## To be done
Reproduce all the lines exactly as they stand, apart from the pictures.

## Exercise input

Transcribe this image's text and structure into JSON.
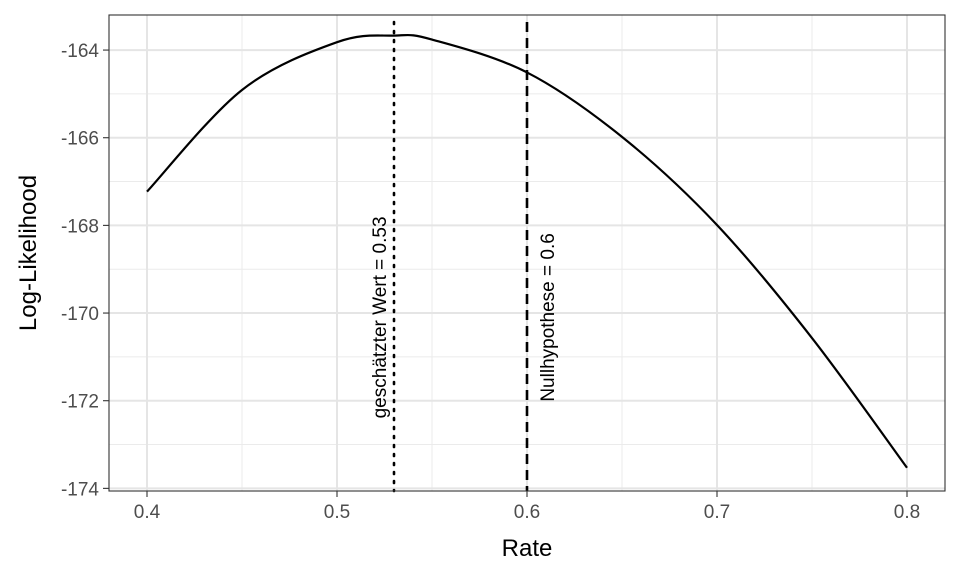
{
  "chart_data": {
    "type": "line",
    "title": "",
    "xlabel": "Rate",
    "ylabel": "Log-Likelihood",
    "xlim": [
      0.38,
      0.82
    ],
    "ylim": [
      -174.06,
      -163.2
    ],
    "xticks": [
      0.4,
      0.5,
      0.6,
      0.7,
      0.8
    ],
    "xtick_labels": [
      "0.4",
      "0.5",
      "0.6",
      "0.7",
      "0.8"
    ],
    "yticks": [
      -174,
      -172,
      -170,
      -168,
      -166,
      -164
    ],
    "ytick_labels": [
      "-174",
      "-172",
      "-170",
      "-168",
      "-166",
      "-164"
    ],
    "grid": true,
    "series": [
      {
        "name": "log-likelihood",
        "x": [
          0.4,
          0.45,
          0.5,
          0.53,
          0.55,
          0.6,
          0.65,
          0.7,
          0.75,
          0.8
        ],
        "y": [
          -167.23,
          -164.91,
          -163.82,
          -163.67,
          -163.76,
          -164.51,
          -165.98,
          -167.99,
          -170.57,
          -173.53
        ]
      }
    ],
    "vlines": [
      {
        "x": 0.53,
        "style": "dotted",
        "label": "geschätzter Wert = 0.53",
        "label_y": -170.1
      },
      {
        "x": 0.6,
        "style": "dashed",
        "label": "Nullhypothese = 0.6",
        "label_y": -170.1
      }
    ]
  }
}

## Result of the exercise
Transcribe this image's text and structure into JSON.
{
  "chart_data": {
    "type": "line",
    "title": "",
    "xlabel": "Rate",
    "ylabel": "Log-Likelihood",
    "xlim": [
      0.38,
      0.82
    ],
    "ylim": [
      -174.06,
      -163.2
    ],
    "xticks": [
      0.4,
      0.5,
      0.6,
      0.7,
      0.8
    ],
    "xtick_labels": [
      "0.4",
      "0.5",
      "0.6",
      "0.7",
      "0.8"
    ],
    "yticks": [
      -174,
      -172,
      -170,
      -168,
      -166,
      -164
    ],
    "ytick_labels": [
      "-174",
      "-172",
      "-170",
      "-168",
      "-166",
      "-164"
    ],
    "grid": true,
    "series": [
      {
        "name": "log-likelihood",
        "x": [
          0.4,
          0.45,
          0.5,
          0.53,
          0.55,
          0.6,
          0.65,
          0.7,
          0.75,
          0.8
        ],
        "y": [
          -167.23,
          -164.91,
          -163.82,
          -163.67,
          -163.76,
          -164.51,
          -165.98,
          -167.99,
          -170.57,
          -173.53
        ]
      }
    ],
    "vlines": [
      {
        "x": 0.53,
        "style": "dotted",
        "label": "geschätzter Wert = 0.53",
        "label_y": -170.1
      },
      {
        "x": 0.6,
        "style": "dashed",
        "label": "Nullhypothese = 0.6",
        "label_y": -170.1
      }
    ]
  }
}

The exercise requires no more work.